- TEXT EXTRACT -
******************************

[LLVMdev] Bug 16257 - fmul of undef ConstantExpr not folded to undef

[Oleg Ranevskyy]

Hi Duncan,

I looked through the IEEE standard and here is what I found:

*6.2 Operations with NaNs*
/"For an operation with quiet NaN inputs, other than maximum and minimum 
operations, if a floating-point result is to be delivered the result 
shall be a quiet NaN which should be one of the input NaNs"/.

*6.2.3 NaN propagation*
/"An operation that propagates a NaN operand to its result and has a 
single NaN as an input should produce a NaN with the payload of the 
input NaN if representable in the destination format"./

Floating point add propagates a NaN. There is no conversion in the 
context of LLVM's fadd. So, if %x in "fadd %x, -0.0" is a NaN, the 
result is also a NaN with the same payload.

As regards "fadd %x, undef", where %x might be a NaN and undef might be 
chosen to be (probably some different) NaN, and a possibility to fold 
this to a constant (NaN), the standard says:
/"If two or more inputs are NaN, then the payload of the resulting NaN 
should be identical to the payload of one of the input NaNs if 
representable in the destination format. *This standard does not specify 
which of the input NaNs will provide the payload*"/.

Thus, this makes it possible to fold "fadd %x, undef" to a NaN. Is this 
right?

Oleg

On 01.09.2014 10:04, Duncan Sands wrote:
> Hi Oleg,
>
> On 01/09/14 15:42, Oleg Ranevskyy wrote:
>> Hi,
>>
>> Thank you for your comment, Owen.

******************************

- SUPPLIED MATERIAL -
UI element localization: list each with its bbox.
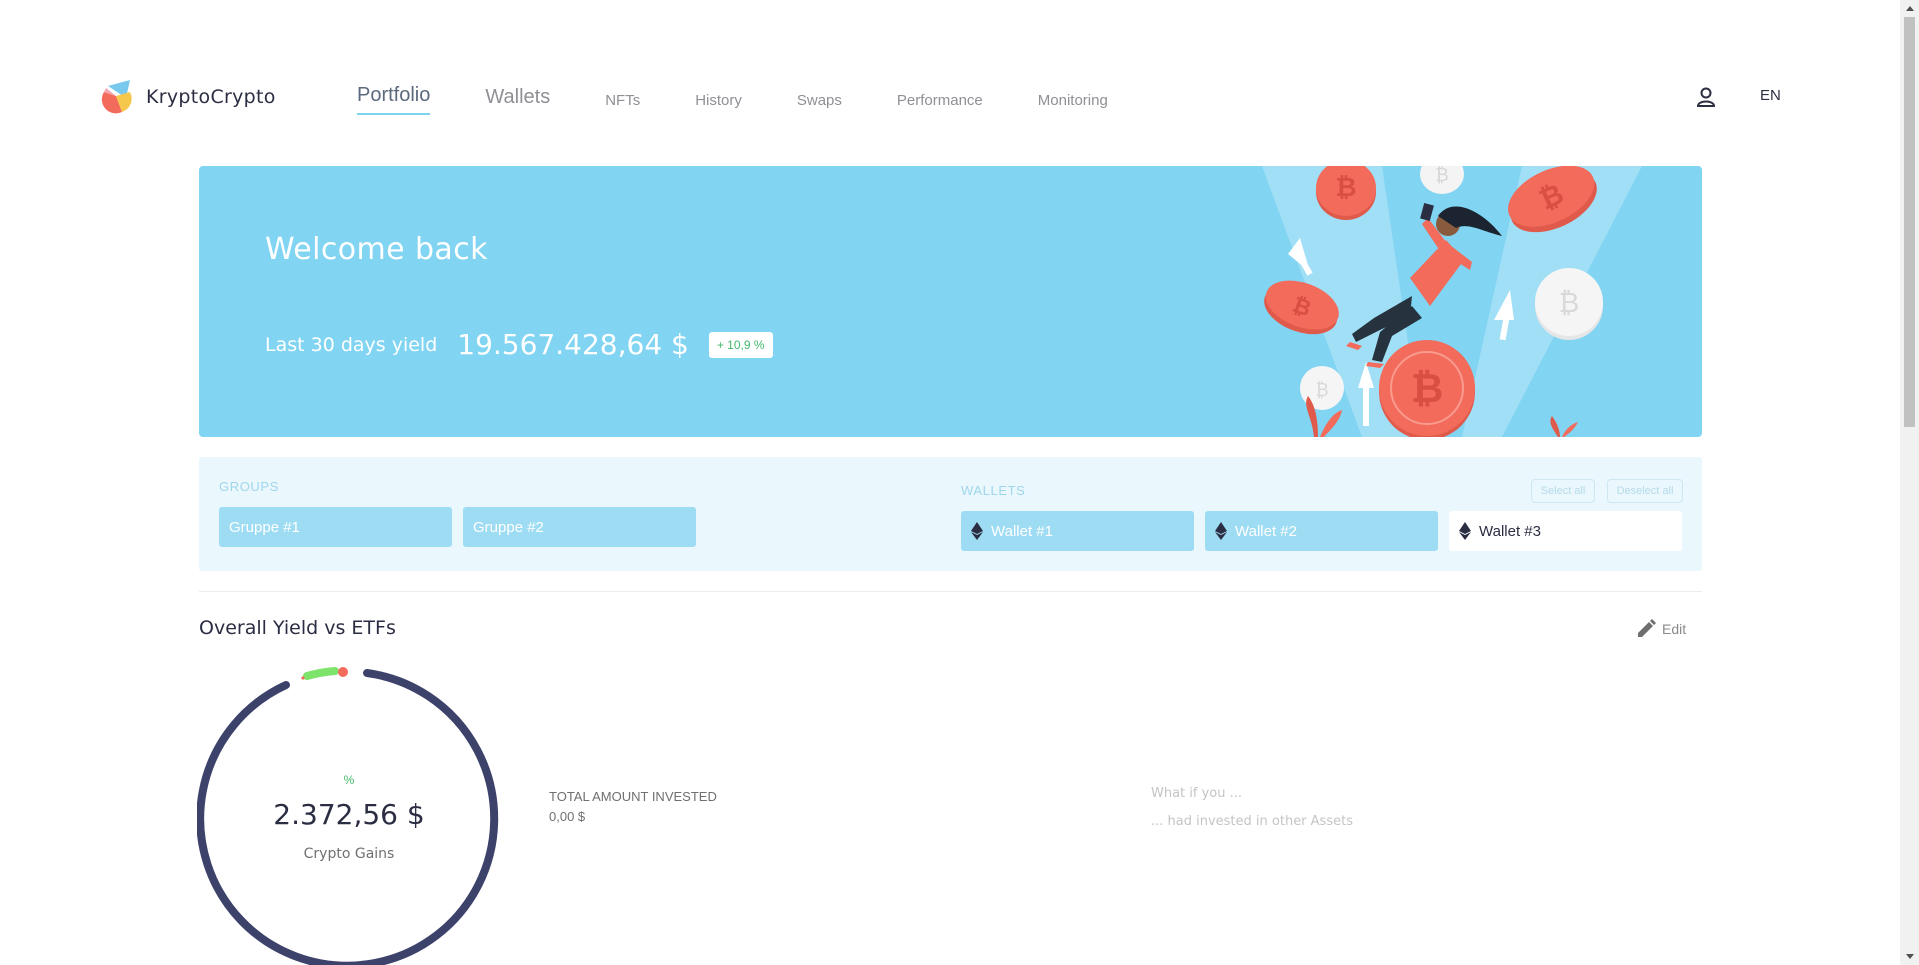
- group-chip-label: Gruppe #2: [473, 518, 544, 536]
- yield-label: Last 30 days yield: [265, 333, 438, 356]
- brand-logo[interactable]: KryptoCrypto: [100, 78, 276, 116]
- page-scrollbar[interactable]: [1900, 0, 1919, 965]
- svg-text:₿: ₿: [1335, 173, 1356, 203]
- top-header: KryptoCrypto Portfolio Wallets NFTs Hist…: [0, 0, 1900, 150]
- welcome-banner: Welcome back Last 30 days yield 19.567.4…: [199, 166, 1702, 437]
- nav-wallets[interactable]: Wallets: [485, 86, 550, 115]
- wallet-chip-label: Wallet #3: [1479, 522, 1541, 540]
- nav-portfolio[interactable]: Portfolio: [357, 84, 431, 115]
- ethereum-icon: [1215, 522, 1227, 540]
- nav-performance[interactable]: Performance: [897, 92, 983, 115]
- nav-nfts[interactable]: NFTs: [605, 92, 640, 115]
- scroll-thumb[interactable]: [1904, 17, 1915, 427]
- filter-panel: GROUPS Gruppe #1 Gruppe #2 WALLETS Selec…: [199, 457, 1702, 571]
- total-invested-label: TOTAL AMOUNT INVESTED: [549, 789, 717, 804]
- language-switch[interactable]: EN: [1760, 87, 1781, 104]
- wallets-heading: WALLETS: [961, 483, 1026, 498]
- edit-label: Edit: [1662, 621, 1687, 637]
- group-chip-2[interactable]: Gruppe #2: [463, 507, 696, 547]
- wallet-chip-2[interactable]: Wallet #2: [1205, 511, 1438, 551]
- scroll-up-arrow-icon[interactable]: [1900, 0, 1919, 17]
- deselect-all-button[interactable]: Deselect all: [1607, 479, 1683, 503]
- wallet-chip-label: Wallet #1: [991, 522, 1053, 540]
- wallet-chip-3[interactable]: Wallet #3: [1449, 511, 1682, 551]
- section-divider: [199, 591, 1702, 592]
- donut-percent: %: [343, 773, 355, 787]
- wallet-chip-1[interactable]: Wallet #1: [961, 511, 1194, 551]
- yield-value: 19.567.428,64 $: [457, 328, 689, 361]
- brand-name: KryptoCrypto: [146, 86, 276, 108]
- whatif-line-1: What if you ...: [1151, 786, 1243, 801]
- svg-text:₿: ₿: [1435, 166, 1448, 186]
- groups-heading: GROUPS: [219, 479, 279, 494]
- total-invested-value: 0,00 $: [549, 809, 586, 824]
- svg-text:₿: ₿: [1315, 380, 1328, 401]
- group-chip-label: Gruppe #1: [229, 518, 300, 536]
- whatif-line-2: ... had invested in other Assets: [1151, 814, 1353, 829]
- donut-value: 2.372,56 $: [273, 798, 425, 831]
- logo-mark-icon: [101, 80, 132, 114]
- main-nav: Portfolio Wallets NFTs History Swaps Per…: [357, 84, 1163, 115]
- nav-history[interactable]: History: [695, 92, 742, 115]
- nav-swaps[interactable]: Swaps: [797, 92, 842, 115]
- scroll-down-arrow-icon[interactable]: [1900, 948, 1919, 965]
- svg-text:₿: ₿: [1411, 366, 1444, 412]
- group-chip-1[interactable]: Gruppe #1: [219, 507, 452, 547]
- user-icon[interactable]: [1696, 86, 1716, 108]
- crypto-illustration-icon: ₿ ₿ ₿ ₿ ₿ ₿ ₿: [1262, 166, 1642, 437]
- donut-label: Crypto Gains: [303, 846, 395, 862]
- wallet-chip-label: Wallet #2: [1235, 522, 1297, 540]
- select-all-button[interactable]: Select all: [1531, 479, 1595, 503]
- pencil-icon: [1638, 619, 1656, 637]
- ethereum-icon: [971, 522, 983, 540]
- yield-summary: Last 30 days yield 19.567.428,64 $ + 10,…: [265, 328, 773, 361]
- yield-change-badge: + 10,9 %: [708, 331, 773, 358]
- welcome-title: Welcome back: [265, 232, 488, 267]
- edit-button[interactable]: Edit: [1636, 619, 1686, 639]
- ethereum-icon: [1459, 522, 1471, 540]
- svg-text:₿: ₿: [1559, 286, 1580, 319]
- section-title: Overall Yield vs ETFs: [199, 617, 396, 639]
- nav-monitoring[interactable]: Monitoring: [1038, 92, 1108, 115]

******************************

- INSTRUCTIONS -
A: In the LLVM mailing list message about folding undef, which section number of the IEEE standard is titled "NaN propagation"?
B: Write the next part of the LLVM mailing list message about folding undef, picking up right after its final line.
The listing comes from a separate source and is unrelated to the text.

- ANSWERS TO THE TASKS -
A: Section 6.2.3.

B:
>> My LLVM expertise is certainly not enough to make such decisions yet.
>> Duncan, do you have any comments on this or do you know anyone else 
>> who can
>> decide about preserving NaN payloads?
>
> my take is that the first thing to do is to see what the IEEE standard 
> says about NaNs.  Consider for example "fadd x, -0.0". Does the 
> standard specify the exact NaN bit pattern produced as output when a 
> particular NaN x is input?  Or does it just say that the output is a 
> NaN?  If the standard doesn't care exactly which NaN is output, I 
> think it is reasonable for LLVM to assume it is whatever NaN is most 
> convenient for LLVM; in this case that means using x itself as the 
> output.
>
> However this approach does implicitly mean that we may end up not 
> folding floating point operations completely deterministically: 
> depending on the optimization that kicks in, in one case we might fold 
> to NaN A, and in some different optimization we might fold the same 
> expression to NaN B.  I think this is pretty reasonable, but it is 
> something to be aware of.
>
> Ciao, Duncan.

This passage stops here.